(Problem) Please output every line of the material as it stands, without the pictures.

(Stored data entries)
[BEGIN]

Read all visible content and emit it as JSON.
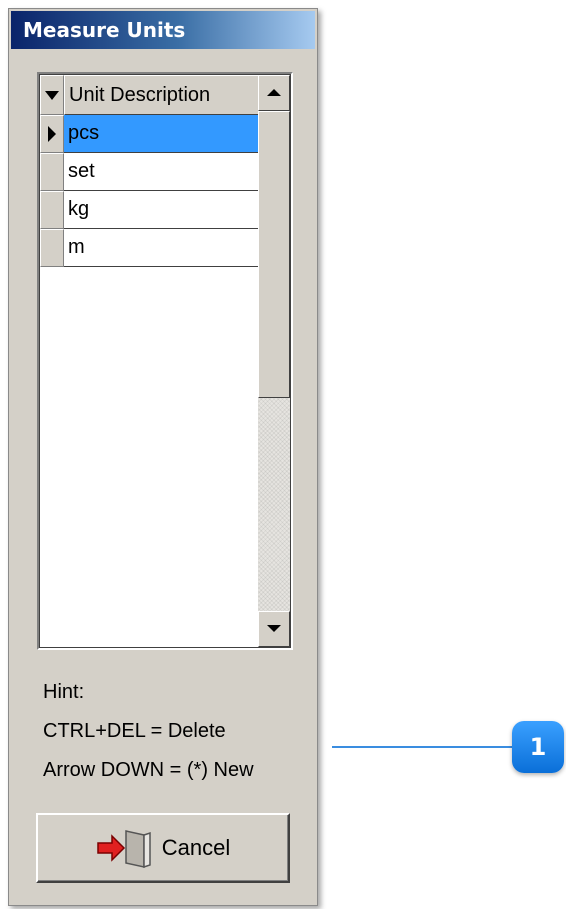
{
  "window": {
    "title": "Measure Units"
  },
  "grid": {
    "column_header": "Unit Description",
    "rows": [
      {
        "label": "pcs",
        "selected": true
      },
      {
        "label": "set",
        "selected": false
      },
      {
        "label": "kg",
        "selected": false
      },
      {
        "label": "m",
        "selected": false
      }
    ]
  },
  "hint": {
    "title": "Hint:",
    "line1": "CTRL+DEL = Delete",
    "line2": "Arrow DOWN = (*) New"
  },
  "buttons": {
    "cancel_label": "Cancel"
  },
  "callout": {
    "number": "1"
  },
  "colors": {
    "selection": "#3399ff",
    "callout": "#1a7fe8",
    "title_start": "#0a246a",
    "title_end": "#a6caf0"
  }
}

[END]

(Output for this task)
Read all visible content and emit it as JSON.
{
  "window": {
    "title": "Measure Units"
  },
  "grid": {
    "column_header": "Unit Description",
    "rows": [
      {
        "label": "pcs",
        "selected": true
      },
      {
        "label": "set",
        "selected": false
      },
      {
        "label": "kg",
        "selected": false
      },
      {
        "label": "m",
        "selected": false
      }
    ]
  },
  "hint": {
    "title": "Hint:",
    "line1": "CTRL+DEL = Delete",
    "line2": "Arrow DOWN = (*) New"
  },
  "buttons": {
    "cancel_label": "Cancel"
  },
  "callout": {
    "number": "1"
  },
  "colors": {
    "selection": "#3399ff",
    "callout": "#1a7fe8",
    "title_start": "#0a246a",
    "title_end": "#a6caf0"
  }
}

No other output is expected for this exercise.